▶ **THE TASK**:
Determine the number of lines containing the word "name". Reply with it and nothing else.

(begin)

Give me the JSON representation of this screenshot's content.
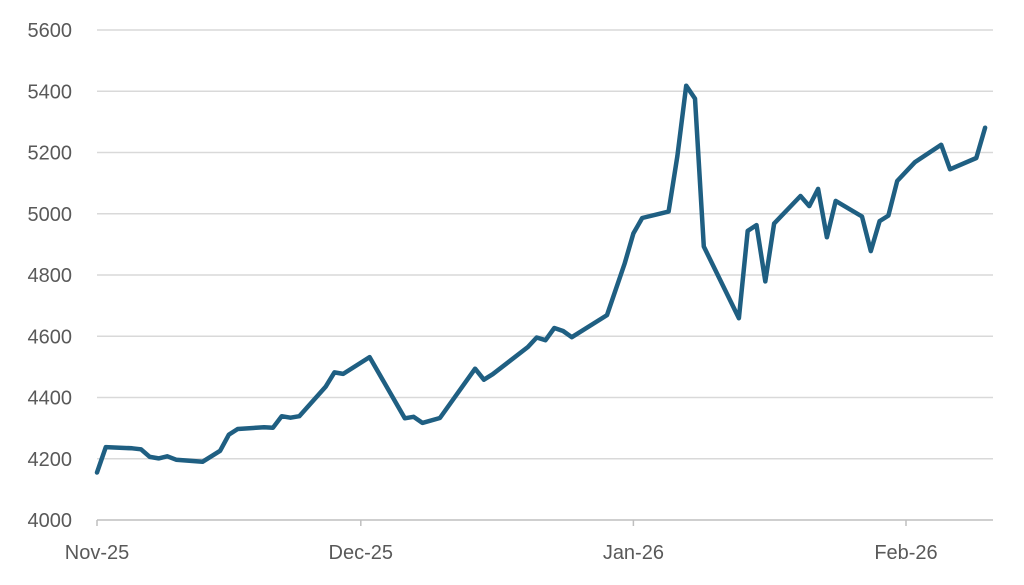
{
  "chart_data": {
    "type": "line",
    "title": "",
    "xlabel": "",
    "ylabel": "",
    "ylim": [
      4000,
      5600
    ],
    "yticks": [
      4000,
      4200,
      4400,
      4600,
      4800,
      5000,
      5200,
      5400,
      5600
    ],
    "x_tick_labels": [
      {
        "date": "2025-11-01",
        "label": "Nov-25"
      },
      {
        "date": "2025-12-01",
        "label": "Dec-25"
      },
      {
        "date": "2026-01-01",
        "label": "Jan-26"
      },
      {
        "date": "2026-02-01",
        "label": "Feb-26"
      }
    ],
    "xlim": [
      "2025-11-01",
      "2026-02-10"
    ],
    "grid": true,
    "legend": "none",
    "series": [
      {
        "color": "#1f5f82",
        "points": [
          [
            "2025-11-01",
            4155
          ],
          [
            "2025-11-02",
            4238
          ],
          [
            "2025-11-05",
            4234
          ],
          [
            "2025-11-06",
            4231
          ],
          [
            "2025-11-07",
            4206
          ],
          [
            "2025-11-08",
            4201
          ],
          [
            "2025-11-09",
            4208
          ],
          [
            "2025-11-10",
            4197
          ],
          [
            "2025-11-13",
            4190
          ],
          [
            "2025-11-15",
            4226
          ],
          [
            "2025-11-16",
            4279
          ],
          [
            "2025-11-17",
            4297
          ],
          [
            "2025-11-20",
            4303
          ],
          [
            "2025-11-21",
            4301
          ],
          [
            "2025-11-22",
            4339
          ],
          [
            "2025-11-23",
            4334
          ],
          [
            "2025-11-24",
            4339
          ],
          [
            "2025-11-27",
            4435
          ],
          [
            "2025-11-28",
            4482
          ],
          [
            "2025-11-29",
            4477
          ],
          [
            "2025-12-02",
            4532
          ],
          [
            "2025-12-06",
            4332
          ],
          [
            "2025-12-07",
            4337
          ],
          [
            "2025-12-08",
            4317
          ],
          [
            "2025-12-10",
            4333
          ],
          [
            "2025-12-14",
            4494
          ],
          [
            "2025-12-15",
            4458
          ],
          [
            "2025-12-16",
            4476
          ],
          [
            "2025-12-20",
            4565
          ],
          [
            "2025-12-21",
            4596
          ],
          [
            "2025-12-22",
            4587
          ],
          [
            "2025-12-23",
            4627
          ],
          [
            "2025-12-24",
            4617
          ],
          [
            "2025-12-25",
            4597
          ],
          [
            "2025-12-29",
            4669
          ],
          [
            "2025-12-30",
            4753
          ],
          [
            "2025-12-31",
            4837
          ],
          [
            "2026-01-01",
            4936
          ],
          [
            "2026-01-02",
            4986
          ],
          [
            "2026-01-05",
            5007
          ],
          [
            "2026-01-06",
            5189
          ],
          [
            "2026-01-07",
            5418
          ],
          [
            "2026-01-08",
            5376
          ],
          [
            "2026-01-09",
            4893
          ],
          [
            "2026-01-13",
            4659
          ],
          [
            "2026-01-14",
            4944
          ],
          [
            "2026-01-15",
            4963
          ],
          [
            "2026-01-16",
            4779
          ],
          [
            "2026-01-17",
            4968
          ],
          [
            "2026-01-20",
            5058
          ],
          [
            "2026-01-21",
            5025
          ],
          [
            "2026-01-22",
            5081
          ],
          [
            "2026-01-23",
            4923
          ],
          [
            "2026-01-24",
            5042
          ],
          [
            "2026-01-27",
            4991
          ],
          [
            "2026-01-28",
            4878
          ],
          [
            "2026-01-29",
            4976
          ],
          [
            "2026-01-30",
            4994
          ],
          [
            "2026-01-31",
            5107
          ],
          [
            "2026-02-02",
            5168
          ],
          [
            "2026-02-05",
            5225
          ],
          [
            "2026-02-06",
            5145
          ],
          [
            "2026-02-09",
            5182
          ],
          [
            "2026-02-10",
            5281
          ]
        ]
      }
    ]
  }
}
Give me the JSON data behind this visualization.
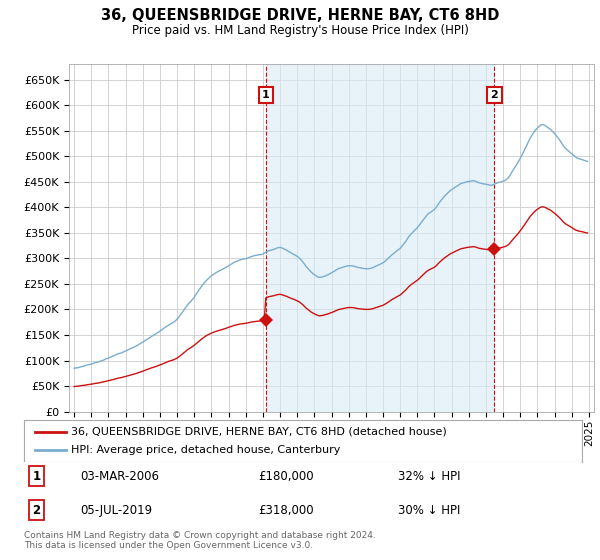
{
  "title": "36, QUEENSBRIDGE DRIVE, HERNE BAY, CT6 8HD",
  "subtitle": "Price paid vs. HM Land Registry's House Price Index (HPI)",
  "ylim": [
    0,
    680000
  ],
  "yticks": [
    0,
    50000,
    100000,
    150000,
    200000,
    250000,
    300000,
    350000,
    400000,
    450000,
    500000,
    550000,
    600000,
    650000
  ],
  "hpi_color": "#7aadcf",
  "hpi_fill_color": "#d8eaf5",
  "price_color": "#cc1111",
  "annotation_color": "#cc1111",
  "grid_color": "#cccccc",
  "bg_color": "#ffffff",
  "plot_bg_color": "#ffffff",
  "legend_label_price": "36, QUEENSBRIDGE DRIVE, HERNE BAY, CT6 8HD (detached house)",
  "legend_label_hpi": "HPI: Average price, detached house, Canterbury",
  "annotation1_date": "03-MAR-2006",
  "annotation1_price": "£180,000",
  "annotation1_hpi": "32% ↓ HPI",
  "annotation2_date": "05-JUL-2019",
  "annotation2_price": "£318,000",
  "annotation2_hpi": "30% ↓ HPI",
  "footer": "Contains HM Land Registry data © Crown copyright and database right 2024.\nThis data is licensed under the Open Government Licence v3.0.",
  "sale1_year": 2006.17,
  "sale1_price": 180000,
  "sale2_year": 2019.5,
  "sale2_price": 318000,
  "xlim_start": 1994.7,
  "xlim_end": 2025.3
}
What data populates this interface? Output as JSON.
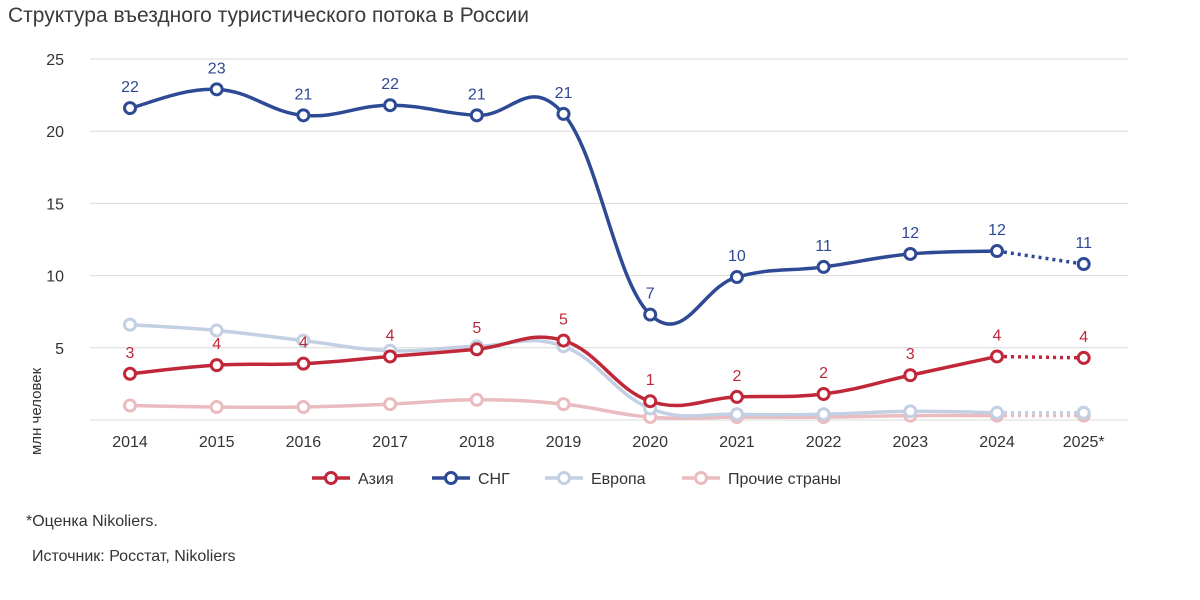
{
  "chart_data": {
    "type": "line",
    "title": "Структура въездного туристического потока в России",
    "ylabel": "млн человек",
    "xlabel": "",
    "categories": [
      "2014",
      "2015",
      "2016",
      "2017",
      "2018",
      "2019",
      "2020",
      "2021",
      "2022",
      "2023",
      "2024",
      "2025*"
    ],
    "ylim": [
      0,
      25
    ],
    "yticks": [
      5,
      10,
      15,
      20,
      25
    ],
    "grid": true,
    "legend_position": "bottom",
    "estimate_from_index": 10,
    "series": [
      {
        "name": "Азия",
        "color": "#c0283a",
        "values": [
          3.2,
          3.8,
          3.9,
          4.4,
          4.9,
          5.5,
          1.3,
          1.6,
          1.8,
          3.1,
          4.4,
          4.3
        ],
        "labels": [
          "3",
          "4",
          "4",
          "4",
          "5",
          "5",
          "1",
          "2",
          "2",
          "3",
          "4",
          "4"
        ]
      },
      {
        "name": "СНГ",
        "color": "#2f4a94",
        "values": [
          21.6,
          22.9,
          21.1,
          21.8,
          21.1,
          21.2,
          7.3,
          9.9,
          10.6,
          11.5,
          11.7,
          10.8
        ],
        "labels": [
          "22",
          "23",
          "21",
          "22",
          "21",
          "21",
          "7",
          "10",
          "11",
          "12",
          "12",
          "11"
        ]
      },
      {
        "name": "Европа",
        "color": "#c3cfe3",
        "values": [
          6.6,
          6.2,
          5.5,
          4.8,
          5.1,
          5.1,
          0.8,
          0.4,
          0.4,
          0.6,
          0.5,
          0.5
        ],
        "labels": null
      },
      {
        "name": "Прочие страны",
        "color": "#ebbcbf",
        "values": [
          1.0,
          0.9,
          0.9,
          1.1,
          1.4,
          1.1,
          0.2,
          0.2,
          0.2,
          0.3,
          0.3,
          0.3
        ],
        "labels": null
      }
    ]
  },
  "footnote": "*Оценка Nikoliers.",
  "source": "Источник: Росстат, Nikoliers"
}
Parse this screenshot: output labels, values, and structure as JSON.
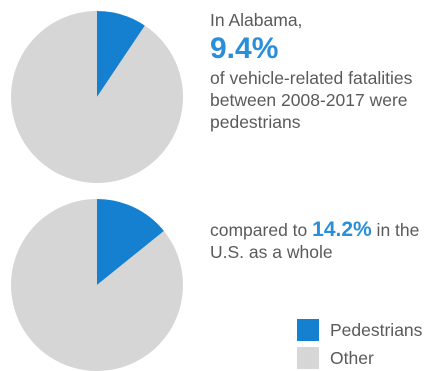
{
  "colors": {
    "pedestrians": "#1480cf",
    "other": "#d6d6d6",
    "accent_text": "#2a8fd8"
  },
  "text1": {
    "line1": "In Alabama,",
    "big": "9.4%",
    "rest": "of vehicle-related fatalities between 2008-2017 were pedestrians"
  },
  "text2": {
    "before": "compared to ",
    "pct": "14.2%",
    "after": " in the U.S. as a whole"
  },
  "legend": [
    {
      "label": "Pedestrians",
      "color": "#1480cf"
    },
    {
      "label": "Other",
      "color": "#d6d6d6"
    }
  ],
  "chart_data": [
    {
      "type": "pie",
      "categories": [
        "Pedestrians",
        "Other"
      ],
      "values": [
        9.4,
        90.6
      ]
    },
    {
      "type": "pie",
      "categories": [
        "Pedestrians",
        "Other"
      ],
      "values": [
        14.2,
        85.8
      ]
    }
  ]
}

(end)

▶ **THE RESULT**:
4